* To be done:
Any pictures in the records below should be skipped; write out everything else exactly.

* Source material:

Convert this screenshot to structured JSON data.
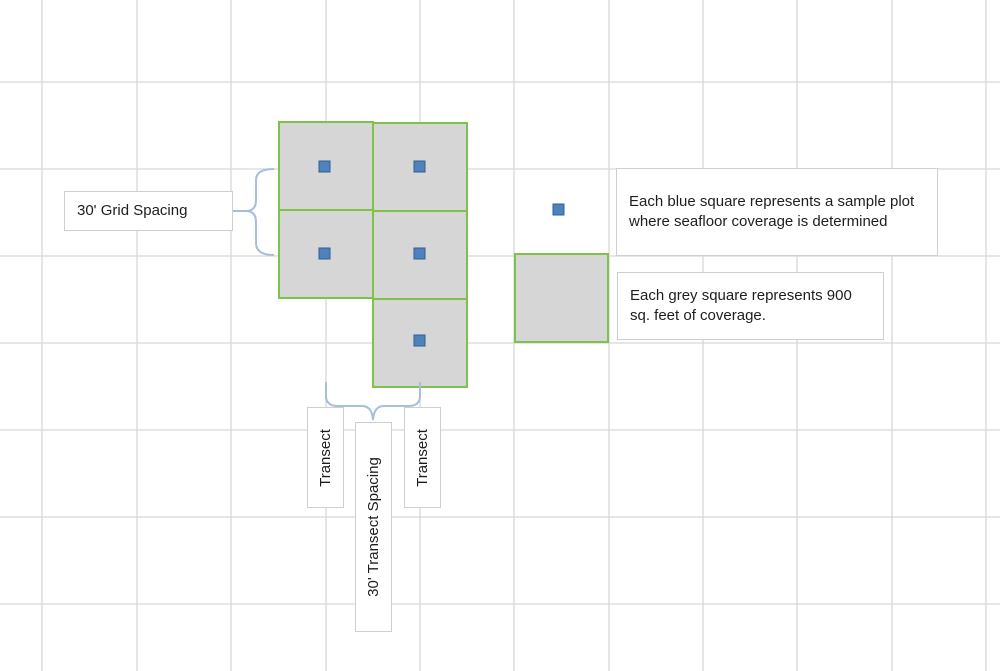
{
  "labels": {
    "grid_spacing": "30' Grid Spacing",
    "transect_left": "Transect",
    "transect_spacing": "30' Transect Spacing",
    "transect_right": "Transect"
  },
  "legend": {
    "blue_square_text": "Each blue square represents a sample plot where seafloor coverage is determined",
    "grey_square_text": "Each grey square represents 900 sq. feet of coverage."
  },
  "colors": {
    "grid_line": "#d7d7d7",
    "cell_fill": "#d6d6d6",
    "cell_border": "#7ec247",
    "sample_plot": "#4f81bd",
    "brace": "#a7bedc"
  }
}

* Exercise response:
Convert this screenshot to structured JSON data.
{
  "labels": {
    "grid_spacing": "30' Grid Spacing",
    "transect_left": "Transect",
    "transect_spacing": "30' Transect Spacing",
    "transect_right": "Transect"
  },
  "legend": {
    "blue_square_text": "Each blue square represents a sample plot where seafloor coverage is determined",
    "grey_square_text": "Each grey square represents 900 sq. feet of coverage."
  },
  "colors": {
    "grid_line": "#d7d7d7",
    "cell_fill": "#d6d6d6",
    "cell_border": "#7ec247",
    "sample_plot": "#4f81bd",
    "brace": "#a7bedc"
  }
}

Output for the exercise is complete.